— start Data for this task —

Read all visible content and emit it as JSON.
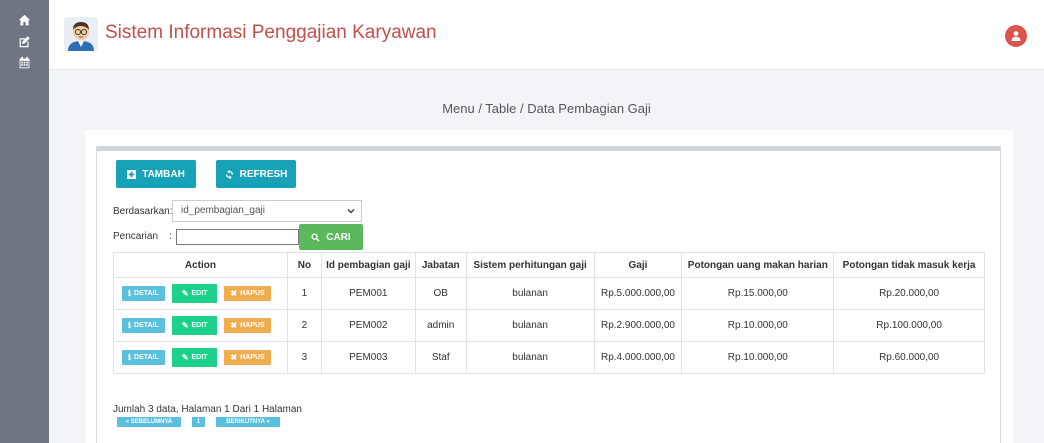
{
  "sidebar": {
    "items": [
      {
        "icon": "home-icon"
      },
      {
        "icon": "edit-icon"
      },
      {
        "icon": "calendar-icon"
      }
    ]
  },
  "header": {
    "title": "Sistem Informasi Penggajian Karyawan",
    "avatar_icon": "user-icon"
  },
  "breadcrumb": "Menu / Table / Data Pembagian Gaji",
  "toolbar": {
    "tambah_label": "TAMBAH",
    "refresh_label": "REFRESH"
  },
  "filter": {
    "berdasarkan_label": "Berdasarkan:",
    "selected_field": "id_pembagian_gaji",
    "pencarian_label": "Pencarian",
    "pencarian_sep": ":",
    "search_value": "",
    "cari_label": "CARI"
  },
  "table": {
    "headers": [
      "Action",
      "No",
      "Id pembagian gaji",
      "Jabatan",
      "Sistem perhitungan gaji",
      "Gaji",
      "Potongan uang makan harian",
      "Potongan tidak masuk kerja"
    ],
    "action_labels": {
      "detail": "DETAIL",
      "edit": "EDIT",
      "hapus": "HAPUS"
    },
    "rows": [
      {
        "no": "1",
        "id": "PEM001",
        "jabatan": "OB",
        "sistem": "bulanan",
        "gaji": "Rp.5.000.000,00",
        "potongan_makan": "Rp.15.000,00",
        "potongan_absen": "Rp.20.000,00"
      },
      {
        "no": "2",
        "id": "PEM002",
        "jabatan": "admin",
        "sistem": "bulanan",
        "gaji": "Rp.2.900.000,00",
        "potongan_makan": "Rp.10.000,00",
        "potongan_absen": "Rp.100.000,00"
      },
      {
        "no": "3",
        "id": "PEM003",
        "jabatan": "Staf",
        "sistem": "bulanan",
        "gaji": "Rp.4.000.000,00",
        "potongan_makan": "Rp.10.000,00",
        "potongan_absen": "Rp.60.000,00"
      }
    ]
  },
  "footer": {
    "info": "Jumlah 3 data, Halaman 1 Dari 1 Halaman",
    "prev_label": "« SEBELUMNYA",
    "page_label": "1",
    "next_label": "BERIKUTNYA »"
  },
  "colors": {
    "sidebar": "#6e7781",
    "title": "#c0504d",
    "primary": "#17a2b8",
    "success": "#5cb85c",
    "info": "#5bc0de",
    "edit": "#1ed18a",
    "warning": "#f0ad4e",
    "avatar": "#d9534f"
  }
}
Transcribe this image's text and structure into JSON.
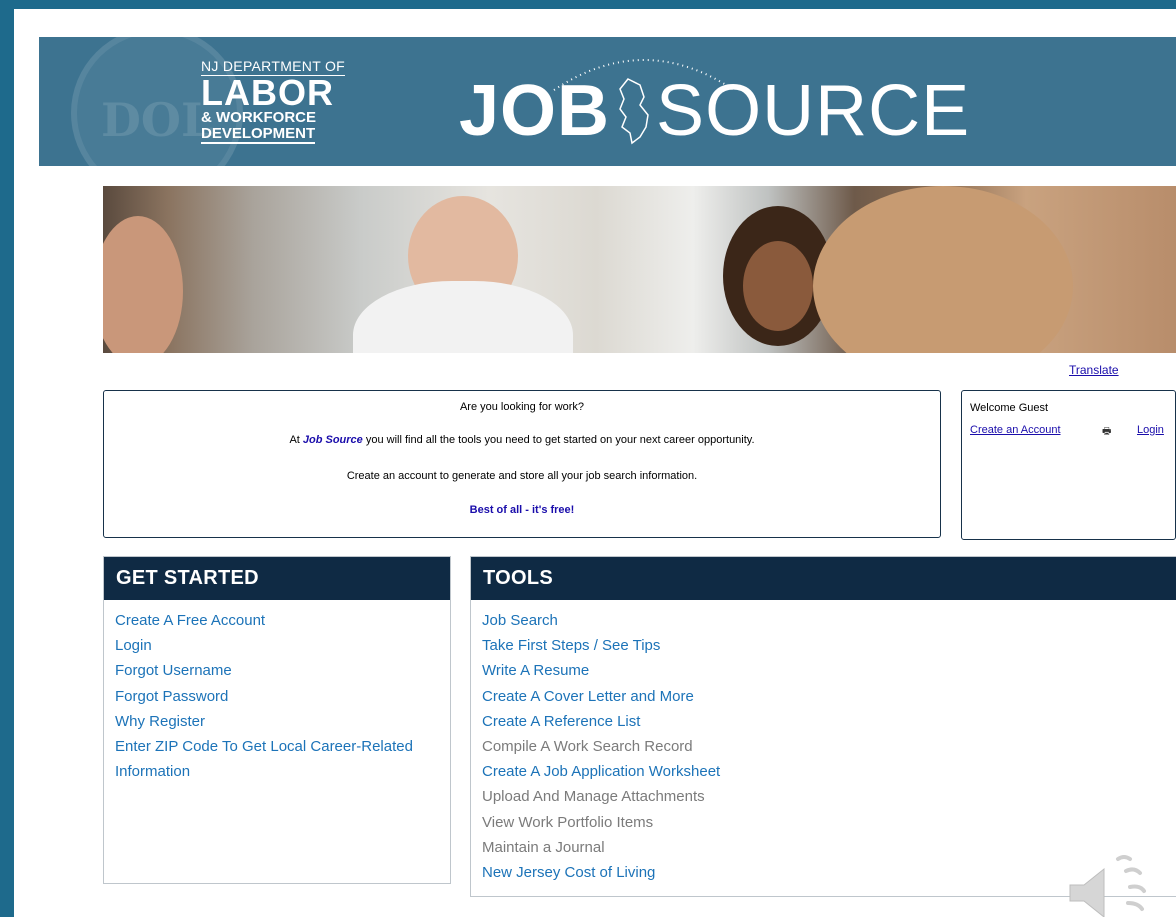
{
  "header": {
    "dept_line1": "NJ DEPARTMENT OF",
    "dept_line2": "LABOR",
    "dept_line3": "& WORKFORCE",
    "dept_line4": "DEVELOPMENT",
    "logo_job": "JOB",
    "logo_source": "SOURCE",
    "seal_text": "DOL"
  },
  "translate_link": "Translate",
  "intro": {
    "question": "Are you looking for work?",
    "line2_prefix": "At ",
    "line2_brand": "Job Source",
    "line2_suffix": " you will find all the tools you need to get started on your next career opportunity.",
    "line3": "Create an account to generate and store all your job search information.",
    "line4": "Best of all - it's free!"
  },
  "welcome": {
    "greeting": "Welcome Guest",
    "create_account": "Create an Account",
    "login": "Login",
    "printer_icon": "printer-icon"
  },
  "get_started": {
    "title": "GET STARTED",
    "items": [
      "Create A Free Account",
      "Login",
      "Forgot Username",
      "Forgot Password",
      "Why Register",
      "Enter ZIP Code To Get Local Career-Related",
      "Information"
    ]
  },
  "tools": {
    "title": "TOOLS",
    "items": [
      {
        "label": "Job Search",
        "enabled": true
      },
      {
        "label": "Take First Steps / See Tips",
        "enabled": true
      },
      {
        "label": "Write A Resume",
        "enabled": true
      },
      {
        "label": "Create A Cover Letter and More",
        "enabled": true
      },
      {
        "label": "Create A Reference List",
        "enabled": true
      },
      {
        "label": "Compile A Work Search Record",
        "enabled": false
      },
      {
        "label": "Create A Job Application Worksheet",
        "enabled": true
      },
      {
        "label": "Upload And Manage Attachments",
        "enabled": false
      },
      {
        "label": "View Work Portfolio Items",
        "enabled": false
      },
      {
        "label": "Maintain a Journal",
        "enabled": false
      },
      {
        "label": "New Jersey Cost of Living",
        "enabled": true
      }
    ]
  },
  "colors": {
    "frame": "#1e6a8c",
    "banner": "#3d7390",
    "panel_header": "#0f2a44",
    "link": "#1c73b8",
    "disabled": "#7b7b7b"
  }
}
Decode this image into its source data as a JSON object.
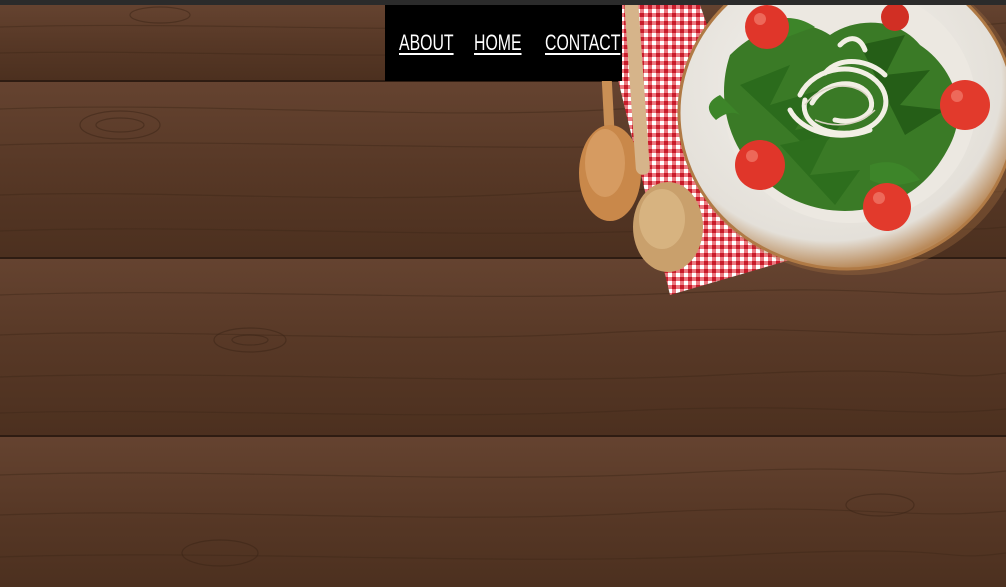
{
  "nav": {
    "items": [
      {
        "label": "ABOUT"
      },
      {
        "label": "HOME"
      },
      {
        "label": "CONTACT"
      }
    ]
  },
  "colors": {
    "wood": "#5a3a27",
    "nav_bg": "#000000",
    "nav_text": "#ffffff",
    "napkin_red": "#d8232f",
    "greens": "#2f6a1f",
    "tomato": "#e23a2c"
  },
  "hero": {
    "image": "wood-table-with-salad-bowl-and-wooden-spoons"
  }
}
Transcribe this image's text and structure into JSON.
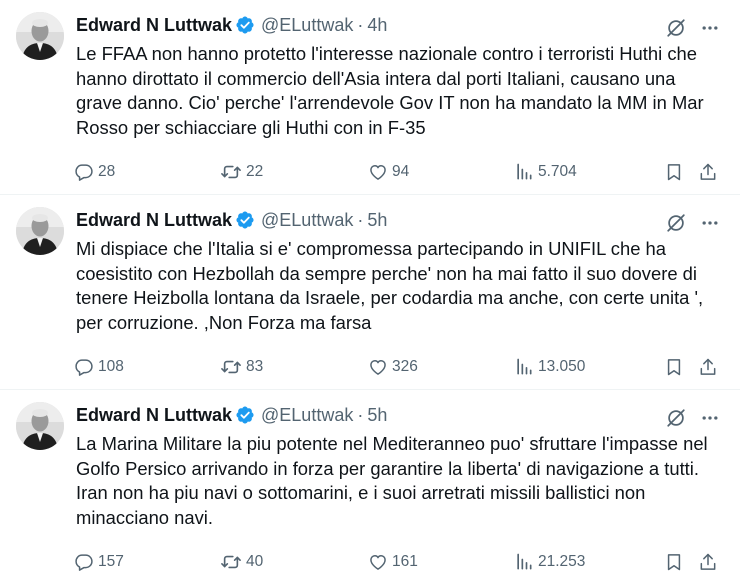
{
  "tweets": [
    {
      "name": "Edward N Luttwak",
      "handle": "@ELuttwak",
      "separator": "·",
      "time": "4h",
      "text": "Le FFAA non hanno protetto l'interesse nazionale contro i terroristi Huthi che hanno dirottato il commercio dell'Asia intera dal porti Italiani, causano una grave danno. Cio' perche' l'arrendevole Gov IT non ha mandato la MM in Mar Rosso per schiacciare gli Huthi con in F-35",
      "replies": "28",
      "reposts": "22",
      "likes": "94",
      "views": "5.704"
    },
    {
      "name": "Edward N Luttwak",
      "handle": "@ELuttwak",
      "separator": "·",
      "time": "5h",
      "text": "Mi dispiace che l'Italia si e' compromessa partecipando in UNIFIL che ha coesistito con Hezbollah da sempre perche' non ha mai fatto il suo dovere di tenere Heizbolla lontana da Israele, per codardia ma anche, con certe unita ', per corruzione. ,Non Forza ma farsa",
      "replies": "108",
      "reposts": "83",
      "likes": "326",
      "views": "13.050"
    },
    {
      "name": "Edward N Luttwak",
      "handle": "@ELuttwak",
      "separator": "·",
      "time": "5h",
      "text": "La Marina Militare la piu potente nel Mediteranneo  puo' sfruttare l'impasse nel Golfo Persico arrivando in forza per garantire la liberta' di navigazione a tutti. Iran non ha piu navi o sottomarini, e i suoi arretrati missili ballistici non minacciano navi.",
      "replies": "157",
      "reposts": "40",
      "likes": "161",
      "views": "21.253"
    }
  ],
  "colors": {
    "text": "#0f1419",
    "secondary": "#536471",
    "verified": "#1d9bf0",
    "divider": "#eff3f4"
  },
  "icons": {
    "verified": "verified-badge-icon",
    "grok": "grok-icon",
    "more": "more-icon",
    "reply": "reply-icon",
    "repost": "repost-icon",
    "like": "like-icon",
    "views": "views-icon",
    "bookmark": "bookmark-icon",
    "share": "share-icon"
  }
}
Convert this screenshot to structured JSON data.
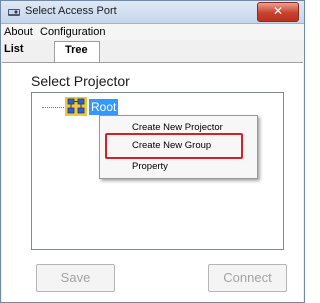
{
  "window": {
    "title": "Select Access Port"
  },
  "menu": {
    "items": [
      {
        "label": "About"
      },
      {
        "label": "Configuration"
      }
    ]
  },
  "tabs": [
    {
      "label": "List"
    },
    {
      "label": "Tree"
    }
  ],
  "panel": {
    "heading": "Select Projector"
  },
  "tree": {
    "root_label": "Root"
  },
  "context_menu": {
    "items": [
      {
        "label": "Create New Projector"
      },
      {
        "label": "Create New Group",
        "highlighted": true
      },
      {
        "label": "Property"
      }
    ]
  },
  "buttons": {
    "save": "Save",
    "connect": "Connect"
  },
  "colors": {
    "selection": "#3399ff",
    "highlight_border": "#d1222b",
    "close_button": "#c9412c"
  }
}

— end Data for this task —

## Instructions for the task:
Starting with the line that holds "Convert this screenshot", repeat exactly every line through the end of the material above, both ends included, without the pictures.

## Solution for this exercise:
Convert this screenshot to structured JSON data.
{
  "window": {
    "title": "Select Access Port"
  },
  "menu": {
    "items": [
      {
        "label": "About"
      },
      {
        "label": "Configuration"
      }
    ]
  },
  "tabs": [
    {
      "label": "List"
    },
    {
      "label": "Tree"
    }
  ],
  "panel": {
    "heading": "Select Projector"
  },
  "tree": {
    "root_label": "Root"
  },
  "context_menu": {
    "items": [
      {
        "label": "Create New Projector"
      },
      {
        "label": "Create New Group",
        "highlighted": true
      },
      {
        "label": "Property"
      }
    ]
  },
  "buttons": {
    "save": "Save",
    "connect": "Connect"
  },
  "colors": {
    "selection": "#3399ff",
    "highlight_border": "#d1222b",
    "close_button": "#c9412c"
  }
}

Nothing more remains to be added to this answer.